_Written task_:
Report only how many lines of the entries below contain the string "information".

_Source records_:
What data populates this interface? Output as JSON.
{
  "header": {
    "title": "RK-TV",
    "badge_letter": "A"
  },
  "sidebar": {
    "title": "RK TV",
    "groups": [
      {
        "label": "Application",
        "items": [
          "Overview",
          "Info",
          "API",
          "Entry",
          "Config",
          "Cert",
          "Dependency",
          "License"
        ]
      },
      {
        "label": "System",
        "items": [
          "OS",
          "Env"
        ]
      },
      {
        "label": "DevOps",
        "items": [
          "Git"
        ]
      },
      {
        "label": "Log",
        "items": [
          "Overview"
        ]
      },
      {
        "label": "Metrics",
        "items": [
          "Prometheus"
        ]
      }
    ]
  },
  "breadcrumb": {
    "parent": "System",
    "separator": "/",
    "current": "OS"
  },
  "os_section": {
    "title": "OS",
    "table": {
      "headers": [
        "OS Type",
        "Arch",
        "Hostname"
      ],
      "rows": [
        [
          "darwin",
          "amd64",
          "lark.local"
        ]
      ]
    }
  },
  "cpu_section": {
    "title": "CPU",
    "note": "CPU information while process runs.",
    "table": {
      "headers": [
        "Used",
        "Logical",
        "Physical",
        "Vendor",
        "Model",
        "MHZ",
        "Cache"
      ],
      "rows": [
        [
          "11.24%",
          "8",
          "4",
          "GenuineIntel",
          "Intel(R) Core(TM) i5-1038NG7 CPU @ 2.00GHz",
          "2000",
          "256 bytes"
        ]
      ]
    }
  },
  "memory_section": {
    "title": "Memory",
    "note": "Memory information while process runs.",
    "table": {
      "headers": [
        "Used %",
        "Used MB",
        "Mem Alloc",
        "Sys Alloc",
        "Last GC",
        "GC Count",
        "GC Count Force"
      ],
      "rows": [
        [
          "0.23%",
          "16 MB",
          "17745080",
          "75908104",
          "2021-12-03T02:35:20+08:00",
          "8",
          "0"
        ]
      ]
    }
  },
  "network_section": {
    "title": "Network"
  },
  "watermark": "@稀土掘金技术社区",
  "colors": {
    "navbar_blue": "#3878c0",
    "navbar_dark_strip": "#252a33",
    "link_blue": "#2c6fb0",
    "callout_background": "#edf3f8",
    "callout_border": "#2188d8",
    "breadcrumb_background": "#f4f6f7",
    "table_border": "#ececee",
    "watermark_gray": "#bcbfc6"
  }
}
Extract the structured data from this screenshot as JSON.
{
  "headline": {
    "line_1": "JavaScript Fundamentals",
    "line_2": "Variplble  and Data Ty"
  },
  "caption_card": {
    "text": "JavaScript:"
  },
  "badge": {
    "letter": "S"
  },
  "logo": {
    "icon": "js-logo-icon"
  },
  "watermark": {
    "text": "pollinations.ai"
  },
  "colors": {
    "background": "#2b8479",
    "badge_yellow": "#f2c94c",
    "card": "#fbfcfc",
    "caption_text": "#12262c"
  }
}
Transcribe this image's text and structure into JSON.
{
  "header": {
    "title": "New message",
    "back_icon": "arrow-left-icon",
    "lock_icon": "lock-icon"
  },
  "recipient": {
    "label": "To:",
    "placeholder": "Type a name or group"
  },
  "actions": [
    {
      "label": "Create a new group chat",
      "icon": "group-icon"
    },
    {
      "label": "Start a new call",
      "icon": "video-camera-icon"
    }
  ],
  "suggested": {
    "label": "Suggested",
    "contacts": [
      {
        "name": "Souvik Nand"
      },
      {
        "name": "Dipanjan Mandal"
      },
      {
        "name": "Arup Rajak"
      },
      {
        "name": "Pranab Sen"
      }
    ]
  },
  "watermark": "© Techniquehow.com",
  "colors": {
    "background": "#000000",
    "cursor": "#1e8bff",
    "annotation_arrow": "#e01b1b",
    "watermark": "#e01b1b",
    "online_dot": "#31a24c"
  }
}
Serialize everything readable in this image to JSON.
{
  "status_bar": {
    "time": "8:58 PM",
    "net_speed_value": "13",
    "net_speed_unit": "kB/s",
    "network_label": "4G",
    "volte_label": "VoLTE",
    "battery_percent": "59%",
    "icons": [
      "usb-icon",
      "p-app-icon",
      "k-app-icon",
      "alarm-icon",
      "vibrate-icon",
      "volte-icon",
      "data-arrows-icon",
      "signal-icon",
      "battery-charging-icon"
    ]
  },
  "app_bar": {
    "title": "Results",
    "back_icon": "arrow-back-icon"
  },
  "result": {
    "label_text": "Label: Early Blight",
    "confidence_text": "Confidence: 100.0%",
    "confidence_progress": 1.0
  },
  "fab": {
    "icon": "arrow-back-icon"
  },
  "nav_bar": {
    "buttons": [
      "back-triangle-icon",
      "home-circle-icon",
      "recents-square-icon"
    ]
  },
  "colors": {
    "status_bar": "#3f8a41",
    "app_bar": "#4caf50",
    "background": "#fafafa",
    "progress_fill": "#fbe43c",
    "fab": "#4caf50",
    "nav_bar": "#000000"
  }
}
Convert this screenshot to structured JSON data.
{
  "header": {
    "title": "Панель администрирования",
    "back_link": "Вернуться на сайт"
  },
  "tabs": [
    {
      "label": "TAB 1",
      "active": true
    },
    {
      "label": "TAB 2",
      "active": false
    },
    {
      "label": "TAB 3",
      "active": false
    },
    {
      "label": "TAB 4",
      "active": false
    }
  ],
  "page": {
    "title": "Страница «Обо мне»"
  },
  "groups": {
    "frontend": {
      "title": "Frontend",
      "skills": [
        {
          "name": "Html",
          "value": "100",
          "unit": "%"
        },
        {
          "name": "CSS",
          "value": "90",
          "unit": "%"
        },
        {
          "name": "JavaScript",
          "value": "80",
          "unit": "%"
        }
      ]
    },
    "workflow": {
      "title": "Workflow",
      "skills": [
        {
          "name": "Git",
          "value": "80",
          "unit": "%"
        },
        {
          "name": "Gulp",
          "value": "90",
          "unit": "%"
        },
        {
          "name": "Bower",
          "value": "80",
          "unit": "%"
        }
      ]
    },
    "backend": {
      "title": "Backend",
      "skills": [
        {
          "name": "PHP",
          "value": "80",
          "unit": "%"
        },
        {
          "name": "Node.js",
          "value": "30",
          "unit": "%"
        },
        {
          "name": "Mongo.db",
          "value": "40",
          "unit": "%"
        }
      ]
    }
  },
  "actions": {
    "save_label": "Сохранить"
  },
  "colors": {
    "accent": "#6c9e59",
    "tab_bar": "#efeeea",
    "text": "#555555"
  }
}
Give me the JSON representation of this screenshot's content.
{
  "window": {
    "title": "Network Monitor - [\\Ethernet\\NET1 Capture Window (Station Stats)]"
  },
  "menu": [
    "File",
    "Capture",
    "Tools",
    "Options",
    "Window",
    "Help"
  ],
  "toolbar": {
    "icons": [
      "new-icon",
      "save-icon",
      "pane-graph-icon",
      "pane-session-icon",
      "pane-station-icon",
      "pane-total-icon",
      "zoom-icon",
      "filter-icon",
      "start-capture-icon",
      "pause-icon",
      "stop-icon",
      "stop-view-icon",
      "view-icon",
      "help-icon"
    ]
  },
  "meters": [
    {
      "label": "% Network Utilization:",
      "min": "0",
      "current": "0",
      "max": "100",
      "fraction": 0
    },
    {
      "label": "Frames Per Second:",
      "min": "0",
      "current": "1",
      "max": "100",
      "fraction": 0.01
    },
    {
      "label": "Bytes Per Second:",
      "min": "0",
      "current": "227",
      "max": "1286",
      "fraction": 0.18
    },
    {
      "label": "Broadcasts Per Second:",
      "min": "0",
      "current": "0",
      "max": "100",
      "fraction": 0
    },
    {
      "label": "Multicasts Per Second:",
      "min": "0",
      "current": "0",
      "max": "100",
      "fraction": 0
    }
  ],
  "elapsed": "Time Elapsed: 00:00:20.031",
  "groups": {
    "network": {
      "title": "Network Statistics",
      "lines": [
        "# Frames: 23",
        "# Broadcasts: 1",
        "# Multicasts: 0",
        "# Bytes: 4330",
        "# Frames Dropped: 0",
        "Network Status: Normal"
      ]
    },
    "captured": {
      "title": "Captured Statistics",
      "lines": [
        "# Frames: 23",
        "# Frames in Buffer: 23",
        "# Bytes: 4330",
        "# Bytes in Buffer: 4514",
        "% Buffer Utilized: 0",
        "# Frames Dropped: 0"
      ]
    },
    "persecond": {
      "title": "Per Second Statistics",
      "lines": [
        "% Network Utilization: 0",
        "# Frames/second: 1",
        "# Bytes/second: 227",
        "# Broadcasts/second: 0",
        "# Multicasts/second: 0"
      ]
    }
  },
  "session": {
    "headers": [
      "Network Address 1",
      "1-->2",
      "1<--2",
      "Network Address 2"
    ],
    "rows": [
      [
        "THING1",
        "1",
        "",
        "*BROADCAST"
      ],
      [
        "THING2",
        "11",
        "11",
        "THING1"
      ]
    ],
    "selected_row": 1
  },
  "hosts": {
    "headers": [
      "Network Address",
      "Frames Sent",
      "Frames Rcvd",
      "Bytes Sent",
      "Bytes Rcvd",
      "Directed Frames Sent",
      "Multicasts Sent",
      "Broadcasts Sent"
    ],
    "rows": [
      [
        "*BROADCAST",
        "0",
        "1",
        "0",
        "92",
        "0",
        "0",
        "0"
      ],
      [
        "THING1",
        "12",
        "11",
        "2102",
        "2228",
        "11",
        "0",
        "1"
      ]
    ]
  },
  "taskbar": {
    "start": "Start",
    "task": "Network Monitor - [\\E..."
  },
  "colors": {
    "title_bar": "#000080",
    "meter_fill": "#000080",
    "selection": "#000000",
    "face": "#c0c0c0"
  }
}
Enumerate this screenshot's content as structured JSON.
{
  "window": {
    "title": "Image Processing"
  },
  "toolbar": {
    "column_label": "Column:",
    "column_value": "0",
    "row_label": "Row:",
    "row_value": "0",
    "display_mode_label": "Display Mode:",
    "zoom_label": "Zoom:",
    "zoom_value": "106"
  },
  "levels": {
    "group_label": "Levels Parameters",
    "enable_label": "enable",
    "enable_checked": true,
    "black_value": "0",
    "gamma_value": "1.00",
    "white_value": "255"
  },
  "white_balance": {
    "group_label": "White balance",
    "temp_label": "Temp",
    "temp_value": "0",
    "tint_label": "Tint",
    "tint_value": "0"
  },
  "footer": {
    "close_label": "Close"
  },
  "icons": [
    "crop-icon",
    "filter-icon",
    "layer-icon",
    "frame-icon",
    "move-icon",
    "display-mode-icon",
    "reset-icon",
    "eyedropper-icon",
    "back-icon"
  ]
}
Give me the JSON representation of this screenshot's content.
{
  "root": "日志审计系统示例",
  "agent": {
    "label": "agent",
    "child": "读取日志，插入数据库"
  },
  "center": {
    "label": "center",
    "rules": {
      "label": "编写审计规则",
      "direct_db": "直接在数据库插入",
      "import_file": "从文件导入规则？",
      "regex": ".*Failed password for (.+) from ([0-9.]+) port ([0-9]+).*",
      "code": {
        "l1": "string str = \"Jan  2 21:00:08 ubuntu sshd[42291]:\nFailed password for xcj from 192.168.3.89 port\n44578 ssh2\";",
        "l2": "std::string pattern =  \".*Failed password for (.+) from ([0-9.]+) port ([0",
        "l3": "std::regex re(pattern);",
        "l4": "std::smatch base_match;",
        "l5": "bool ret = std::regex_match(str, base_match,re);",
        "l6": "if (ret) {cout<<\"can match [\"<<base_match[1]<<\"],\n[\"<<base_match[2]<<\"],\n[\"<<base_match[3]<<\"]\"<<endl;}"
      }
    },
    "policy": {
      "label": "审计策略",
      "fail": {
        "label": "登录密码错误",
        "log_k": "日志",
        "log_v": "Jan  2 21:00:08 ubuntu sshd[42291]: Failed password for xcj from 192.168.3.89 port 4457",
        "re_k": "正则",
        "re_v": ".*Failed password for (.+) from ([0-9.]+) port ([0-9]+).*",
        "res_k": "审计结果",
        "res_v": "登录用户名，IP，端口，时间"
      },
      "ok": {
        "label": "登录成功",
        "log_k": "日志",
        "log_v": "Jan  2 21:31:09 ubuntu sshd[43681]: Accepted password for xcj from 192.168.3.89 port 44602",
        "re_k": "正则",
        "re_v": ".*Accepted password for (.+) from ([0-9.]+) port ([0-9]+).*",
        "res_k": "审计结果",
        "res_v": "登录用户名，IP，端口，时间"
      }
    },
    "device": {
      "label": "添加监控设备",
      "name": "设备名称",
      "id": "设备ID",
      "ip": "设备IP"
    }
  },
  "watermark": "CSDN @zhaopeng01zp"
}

_Solution to this problem_:
2